== DIRECTIVE ==
What number of lines hold the word "conditions"? State that number and nothing besides.

== RECORDS FOR THIS EXERCISE ==
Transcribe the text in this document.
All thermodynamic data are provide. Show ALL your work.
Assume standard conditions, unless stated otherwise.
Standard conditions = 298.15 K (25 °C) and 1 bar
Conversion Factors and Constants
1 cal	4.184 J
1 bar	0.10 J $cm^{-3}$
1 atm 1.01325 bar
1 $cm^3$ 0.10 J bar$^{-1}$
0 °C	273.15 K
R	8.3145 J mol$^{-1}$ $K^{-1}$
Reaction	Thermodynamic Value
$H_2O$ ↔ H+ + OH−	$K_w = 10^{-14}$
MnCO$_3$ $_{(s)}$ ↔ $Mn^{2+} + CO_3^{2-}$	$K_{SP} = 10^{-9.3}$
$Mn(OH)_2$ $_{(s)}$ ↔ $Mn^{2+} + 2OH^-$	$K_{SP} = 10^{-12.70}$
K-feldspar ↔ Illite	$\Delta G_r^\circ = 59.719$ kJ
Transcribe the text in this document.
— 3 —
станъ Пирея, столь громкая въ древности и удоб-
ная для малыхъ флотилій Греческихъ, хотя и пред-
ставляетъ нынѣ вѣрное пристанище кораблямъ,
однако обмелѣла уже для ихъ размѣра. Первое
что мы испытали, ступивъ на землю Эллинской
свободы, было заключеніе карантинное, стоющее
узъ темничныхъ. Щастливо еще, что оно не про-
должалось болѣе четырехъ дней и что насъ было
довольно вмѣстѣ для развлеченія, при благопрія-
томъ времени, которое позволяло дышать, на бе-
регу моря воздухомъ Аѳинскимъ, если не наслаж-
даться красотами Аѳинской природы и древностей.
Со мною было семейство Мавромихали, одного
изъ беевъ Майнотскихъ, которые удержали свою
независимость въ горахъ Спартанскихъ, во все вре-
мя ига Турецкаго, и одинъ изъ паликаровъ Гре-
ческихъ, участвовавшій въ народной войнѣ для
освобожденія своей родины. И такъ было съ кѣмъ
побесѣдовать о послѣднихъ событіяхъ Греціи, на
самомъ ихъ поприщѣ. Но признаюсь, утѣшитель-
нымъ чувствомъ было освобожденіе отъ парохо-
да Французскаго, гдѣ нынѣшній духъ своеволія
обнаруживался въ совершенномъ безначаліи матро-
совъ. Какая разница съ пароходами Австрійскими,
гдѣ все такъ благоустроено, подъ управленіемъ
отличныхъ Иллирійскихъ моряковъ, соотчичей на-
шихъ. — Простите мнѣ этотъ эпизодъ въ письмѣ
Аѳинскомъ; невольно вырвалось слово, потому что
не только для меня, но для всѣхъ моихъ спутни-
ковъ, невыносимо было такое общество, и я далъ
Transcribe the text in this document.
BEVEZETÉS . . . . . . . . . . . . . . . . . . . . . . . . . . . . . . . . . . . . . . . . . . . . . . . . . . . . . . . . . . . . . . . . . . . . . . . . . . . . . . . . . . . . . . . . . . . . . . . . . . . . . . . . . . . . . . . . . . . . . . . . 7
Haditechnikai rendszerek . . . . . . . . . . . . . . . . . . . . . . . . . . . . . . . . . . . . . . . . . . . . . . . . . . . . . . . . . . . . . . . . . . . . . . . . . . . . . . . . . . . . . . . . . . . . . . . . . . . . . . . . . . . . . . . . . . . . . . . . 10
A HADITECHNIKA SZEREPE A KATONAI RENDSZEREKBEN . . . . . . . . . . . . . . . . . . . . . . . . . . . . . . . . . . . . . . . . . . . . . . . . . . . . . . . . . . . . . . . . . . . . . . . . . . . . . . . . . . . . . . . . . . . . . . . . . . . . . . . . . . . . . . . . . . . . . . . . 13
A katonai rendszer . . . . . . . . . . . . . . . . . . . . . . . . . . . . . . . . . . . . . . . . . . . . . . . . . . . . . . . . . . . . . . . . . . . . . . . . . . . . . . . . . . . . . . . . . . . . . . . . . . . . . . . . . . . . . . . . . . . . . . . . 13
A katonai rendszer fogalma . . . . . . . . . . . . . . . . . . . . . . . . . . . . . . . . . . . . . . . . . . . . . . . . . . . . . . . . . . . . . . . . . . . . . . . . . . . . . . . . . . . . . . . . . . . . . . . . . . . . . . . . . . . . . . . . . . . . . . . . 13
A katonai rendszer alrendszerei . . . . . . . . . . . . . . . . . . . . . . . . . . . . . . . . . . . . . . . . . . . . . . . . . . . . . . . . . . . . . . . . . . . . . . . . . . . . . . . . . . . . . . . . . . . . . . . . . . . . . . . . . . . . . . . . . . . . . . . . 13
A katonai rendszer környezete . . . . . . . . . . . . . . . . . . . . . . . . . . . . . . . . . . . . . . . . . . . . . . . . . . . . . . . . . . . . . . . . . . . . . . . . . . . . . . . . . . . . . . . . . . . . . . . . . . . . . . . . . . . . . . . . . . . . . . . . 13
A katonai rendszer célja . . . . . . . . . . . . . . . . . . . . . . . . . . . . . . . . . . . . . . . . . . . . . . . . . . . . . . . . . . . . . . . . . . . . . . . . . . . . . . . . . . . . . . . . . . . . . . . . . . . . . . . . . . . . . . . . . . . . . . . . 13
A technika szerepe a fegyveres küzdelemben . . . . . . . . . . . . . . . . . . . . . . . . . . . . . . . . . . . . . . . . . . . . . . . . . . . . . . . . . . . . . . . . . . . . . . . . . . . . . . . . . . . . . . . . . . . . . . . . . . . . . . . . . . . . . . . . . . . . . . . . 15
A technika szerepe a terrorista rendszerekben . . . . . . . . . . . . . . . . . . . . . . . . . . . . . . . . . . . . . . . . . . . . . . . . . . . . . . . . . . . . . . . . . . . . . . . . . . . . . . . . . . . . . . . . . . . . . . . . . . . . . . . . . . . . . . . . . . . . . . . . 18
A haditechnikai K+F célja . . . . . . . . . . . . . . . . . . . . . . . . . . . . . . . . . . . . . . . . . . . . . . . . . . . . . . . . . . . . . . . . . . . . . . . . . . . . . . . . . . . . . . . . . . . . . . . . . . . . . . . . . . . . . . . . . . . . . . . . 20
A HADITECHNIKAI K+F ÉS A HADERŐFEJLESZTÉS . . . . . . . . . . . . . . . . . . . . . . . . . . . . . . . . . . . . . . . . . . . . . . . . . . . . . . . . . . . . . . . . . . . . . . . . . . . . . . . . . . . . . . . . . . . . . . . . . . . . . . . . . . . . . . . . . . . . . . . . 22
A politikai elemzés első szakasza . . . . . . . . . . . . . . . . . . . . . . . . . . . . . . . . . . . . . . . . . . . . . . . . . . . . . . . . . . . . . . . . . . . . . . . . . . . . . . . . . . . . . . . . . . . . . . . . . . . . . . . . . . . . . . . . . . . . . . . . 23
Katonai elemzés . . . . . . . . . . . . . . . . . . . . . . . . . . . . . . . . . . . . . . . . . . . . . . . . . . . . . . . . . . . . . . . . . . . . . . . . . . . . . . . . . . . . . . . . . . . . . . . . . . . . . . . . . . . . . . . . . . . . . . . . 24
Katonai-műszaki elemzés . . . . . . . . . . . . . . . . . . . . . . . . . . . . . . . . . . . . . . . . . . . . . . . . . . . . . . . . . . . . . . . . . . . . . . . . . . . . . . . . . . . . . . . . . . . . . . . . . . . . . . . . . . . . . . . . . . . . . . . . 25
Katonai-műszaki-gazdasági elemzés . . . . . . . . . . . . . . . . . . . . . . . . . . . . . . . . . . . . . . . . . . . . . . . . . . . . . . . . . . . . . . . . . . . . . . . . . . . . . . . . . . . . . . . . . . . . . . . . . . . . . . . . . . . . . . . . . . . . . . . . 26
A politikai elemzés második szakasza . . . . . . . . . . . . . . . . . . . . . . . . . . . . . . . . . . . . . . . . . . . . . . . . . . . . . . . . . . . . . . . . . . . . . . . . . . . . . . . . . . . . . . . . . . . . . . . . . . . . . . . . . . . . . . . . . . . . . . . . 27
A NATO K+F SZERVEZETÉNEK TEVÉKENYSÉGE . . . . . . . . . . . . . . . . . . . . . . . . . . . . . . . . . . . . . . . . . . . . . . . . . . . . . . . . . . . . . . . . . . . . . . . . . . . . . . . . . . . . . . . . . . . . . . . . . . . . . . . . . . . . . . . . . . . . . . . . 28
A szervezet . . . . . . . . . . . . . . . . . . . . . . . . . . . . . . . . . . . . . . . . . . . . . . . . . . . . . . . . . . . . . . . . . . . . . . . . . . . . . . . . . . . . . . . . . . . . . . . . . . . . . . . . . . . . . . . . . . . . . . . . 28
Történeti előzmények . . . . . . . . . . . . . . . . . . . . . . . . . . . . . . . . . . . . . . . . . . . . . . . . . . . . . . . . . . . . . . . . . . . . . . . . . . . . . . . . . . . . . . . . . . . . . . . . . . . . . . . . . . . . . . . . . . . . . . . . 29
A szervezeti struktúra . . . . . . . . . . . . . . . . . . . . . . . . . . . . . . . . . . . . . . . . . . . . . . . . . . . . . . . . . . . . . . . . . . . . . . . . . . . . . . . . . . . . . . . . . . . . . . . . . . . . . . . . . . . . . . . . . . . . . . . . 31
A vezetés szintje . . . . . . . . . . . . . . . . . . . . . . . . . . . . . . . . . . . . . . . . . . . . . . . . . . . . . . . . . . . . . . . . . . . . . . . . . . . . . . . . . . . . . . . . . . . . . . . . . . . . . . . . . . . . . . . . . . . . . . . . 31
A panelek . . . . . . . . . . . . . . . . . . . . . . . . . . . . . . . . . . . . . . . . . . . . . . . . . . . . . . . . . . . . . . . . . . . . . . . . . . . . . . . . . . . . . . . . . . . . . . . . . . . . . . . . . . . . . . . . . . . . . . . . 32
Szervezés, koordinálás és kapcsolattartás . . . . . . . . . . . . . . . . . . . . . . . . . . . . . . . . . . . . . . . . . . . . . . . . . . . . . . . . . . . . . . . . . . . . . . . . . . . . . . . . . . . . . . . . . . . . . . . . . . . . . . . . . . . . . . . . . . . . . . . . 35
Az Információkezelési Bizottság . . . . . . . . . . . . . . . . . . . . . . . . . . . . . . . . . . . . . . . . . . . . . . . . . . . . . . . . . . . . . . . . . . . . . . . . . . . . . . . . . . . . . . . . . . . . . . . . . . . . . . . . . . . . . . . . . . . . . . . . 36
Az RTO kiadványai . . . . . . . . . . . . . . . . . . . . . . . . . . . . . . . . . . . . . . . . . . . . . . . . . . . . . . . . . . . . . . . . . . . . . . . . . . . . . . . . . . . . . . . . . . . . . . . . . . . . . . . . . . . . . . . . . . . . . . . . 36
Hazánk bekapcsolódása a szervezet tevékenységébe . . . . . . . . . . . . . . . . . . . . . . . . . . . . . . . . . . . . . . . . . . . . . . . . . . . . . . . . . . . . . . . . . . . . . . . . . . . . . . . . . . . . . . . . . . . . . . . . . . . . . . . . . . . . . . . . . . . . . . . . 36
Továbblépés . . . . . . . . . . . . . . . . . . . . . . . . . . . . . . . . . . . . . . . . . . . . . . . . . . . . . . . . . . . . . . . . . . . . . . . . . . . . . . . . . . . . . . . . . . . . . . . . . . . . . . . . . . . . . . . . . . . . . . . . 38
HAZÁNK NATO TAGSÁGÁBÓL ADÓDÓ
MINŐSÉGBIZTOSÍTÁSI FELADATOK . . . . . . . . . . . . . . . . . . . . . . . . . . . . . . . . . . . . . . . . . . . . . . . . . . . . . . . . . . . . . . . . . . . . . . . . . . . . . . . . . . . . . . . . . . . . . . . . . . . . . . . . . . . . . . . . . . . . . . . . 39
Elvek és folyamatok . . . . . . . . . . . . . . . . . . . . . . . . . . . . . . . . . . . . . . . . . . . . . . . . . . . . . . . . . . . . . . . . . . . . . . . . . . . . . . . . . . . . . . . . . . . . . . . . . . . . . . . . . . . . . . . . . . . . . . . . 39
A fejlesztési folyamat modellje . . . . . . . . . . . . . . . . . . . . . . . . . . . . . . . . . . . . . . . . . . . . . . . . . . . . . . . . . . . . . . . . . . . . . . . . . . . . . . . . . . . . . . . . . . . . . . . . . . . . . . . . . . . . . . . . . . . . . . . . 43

== FINISHED EXERCISE ==
2